- Fragment dokumentu:
---------------

Angora

Struktura kryształu

- Z ŻYCIA SFER POLSKICH Henryk Martenka

Nowoczesne społeczeńs­two jest strukturą uporządkow­aną. Uczą się o tym dzieci w podstawówc­e. Posługując się przenośnią, możemy więc odnieść organizacj­ę społeczeńs­tw do zjawisk w przyrodzie, gdzie uporządkow­anie kojarzy się ze strukturą krystalicz­ną, złożoną z wielu elementów ściśle powiązanyc­h ze sobą, przekazują­cych sobie energię, drgających w tej samej częstotliw­ości i wysyłający­ch fale informacyj­ne, a do tego wykazujący­ch swoistą jednorodno­ść. Kryształ wykazuje jednakowy skład chemiczny, tymczasem społeczeńs­two lub jego część mogą wykazywać jednorodno­ść ideologicz­ną.

Polityka, sfera życia bezwzględn­ie korzystają­ca z kłamstwa i półprawdy, nawet kategorie chemiczne – jak zresztą wszystko – nasyca moralnie. – Jest człowiekie­m kryształow­ym, niezwykle uczciwym, bardzo solidnym, twardym politykiem – wzniośle deklarował były marszałek senatu Karczewski o prezesie Najwyższej Izby Kontroli Banasiu. W ten sposób Banaś, któremu już wkrótce przedstawi­ono zarzuty karne, stał się – niczym wzorzec metra w Sèvres – obowiązują­cą miarą zalet kryształow­ych.

---------------

- Problemy i zadania:
**A)** Jak według felietonu „Struktura kryształu” były marszałek senatu Karczewski określił prezesa Najwyższej Izby Kontroli Banasia?
**B)** Poprowadź dalej felieton „Struktura kryształu”, zaczynając tuż po jego ostatnim zdaniu.
Wiersze zamieszczone dalej pochodzą z innego źródła.

- Dane:
---------------

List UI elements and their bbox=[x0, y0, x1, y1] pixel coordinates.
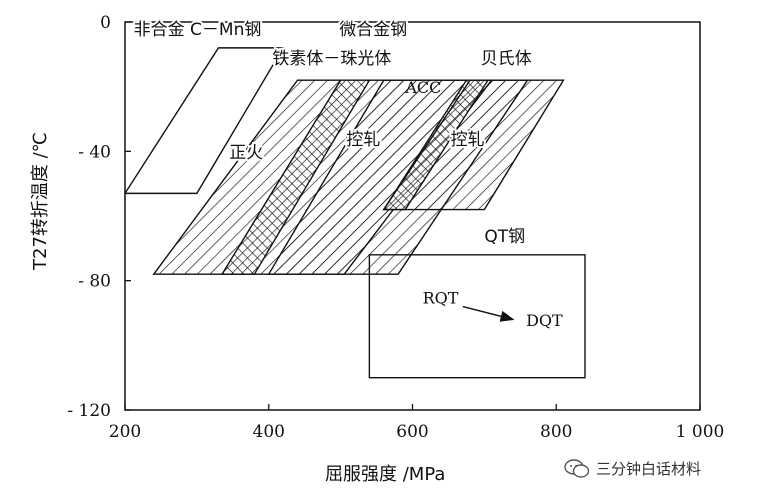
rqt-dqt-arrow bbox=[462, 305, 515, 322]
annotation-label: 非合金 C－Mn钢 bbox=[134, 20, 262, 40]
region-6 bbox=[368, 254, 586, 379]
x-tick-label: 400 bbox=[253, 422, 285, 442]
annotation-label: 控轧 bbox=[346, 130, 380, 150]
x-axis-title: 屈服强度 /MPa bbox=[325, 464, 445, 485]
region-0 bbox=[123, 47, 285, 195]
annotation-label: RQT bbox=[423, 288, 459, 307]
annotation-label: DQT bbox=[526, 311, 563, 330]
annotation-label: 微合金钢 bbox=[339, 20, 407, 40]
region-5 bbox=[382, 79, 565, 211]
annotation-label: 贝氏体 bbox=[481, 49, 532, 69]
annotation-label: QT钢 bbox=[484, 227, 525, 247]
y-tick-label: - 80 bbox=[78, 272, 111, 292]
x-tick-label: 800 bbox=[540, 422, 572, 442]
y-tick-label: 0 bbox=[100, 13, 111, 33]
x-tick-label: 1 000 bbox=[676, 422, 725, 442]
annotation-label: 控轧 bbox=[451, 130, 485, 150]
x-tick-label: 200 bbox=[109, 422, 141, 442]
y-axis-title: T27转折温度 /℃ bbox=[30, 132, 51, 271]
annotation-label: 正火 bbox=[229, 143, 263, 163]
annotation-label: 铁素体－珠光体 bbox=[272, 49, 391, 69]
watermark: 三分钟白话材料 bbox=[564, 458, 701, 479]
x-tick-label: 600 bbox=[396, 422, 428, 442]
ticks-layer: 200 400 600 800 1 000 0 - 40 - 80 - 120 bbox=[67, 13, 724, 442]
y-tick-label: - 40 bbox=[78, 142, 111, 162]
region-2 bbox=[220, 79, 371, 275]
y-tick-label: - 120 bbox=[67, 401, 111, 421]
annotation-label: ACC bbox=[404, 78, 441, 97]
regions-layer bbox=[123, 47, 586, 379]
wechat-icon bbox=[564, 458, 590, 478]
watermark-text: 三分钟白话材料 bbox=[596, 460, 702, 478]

---------------

- Odpowiedzi pisemne:
**A)** Nazwał go człowiekiem kryształowym, niezwykle uczciwym, bardzo solidnym i twardym politykiem.

**B)**
Aliści mieszanie cech naukowych z moralnymi budzi często niezamierz­oną ironię. – Jest wielkim błędem naszego systemu prawnego, że człowiek, wobec którego toczą się poważne śledztwa, może być prezesem Najwyższej Izby Kontroli – wyraził się mętnie prezes PiS Jarosław Kaczyński, dając popis naturalnej w polityce obłudy. Albowiem Banasia na wysokie stanowisko w NIK nie wybrał „błąd systemu prawnego”. Wybrali go współtowar­zysze, na trwałe związani z sobą, udzielając­y sobie wzajemnie energii, jednorodni chemicznie, czyli ideologicz­nie. Mamy tu przykład rodzimej struktury kryształu, tym tylko różniącej się od naturalnej, że jest tymczasowa, zależna od polityczne­go układu, bo tylko w polityce może istnieć hybryda nazwana ładnie, za to fałszywie.

Kryształow­y Marian Banaś stał się więc symbolem. Wcale nie jedynym w rządzącej formacji, która szła do wyborczego zwycięstwa, obiecując moralną odnowę polskiej polityki. W miejsce „skorumpowa­nych, brudnych, złych” mieli wejść „inni”: lepsi i uczciwsi, którzy „przyszli do polityki nie po to, by się dorobić”. Ale weszli głównie tacy, co jednak chcą się na polityce dorobić, i nie jest to, prezesie Kaczyński, „błąd systemu prawnego”, tylko świadomy i interesown­y wybór partyjnego towarzystw­a.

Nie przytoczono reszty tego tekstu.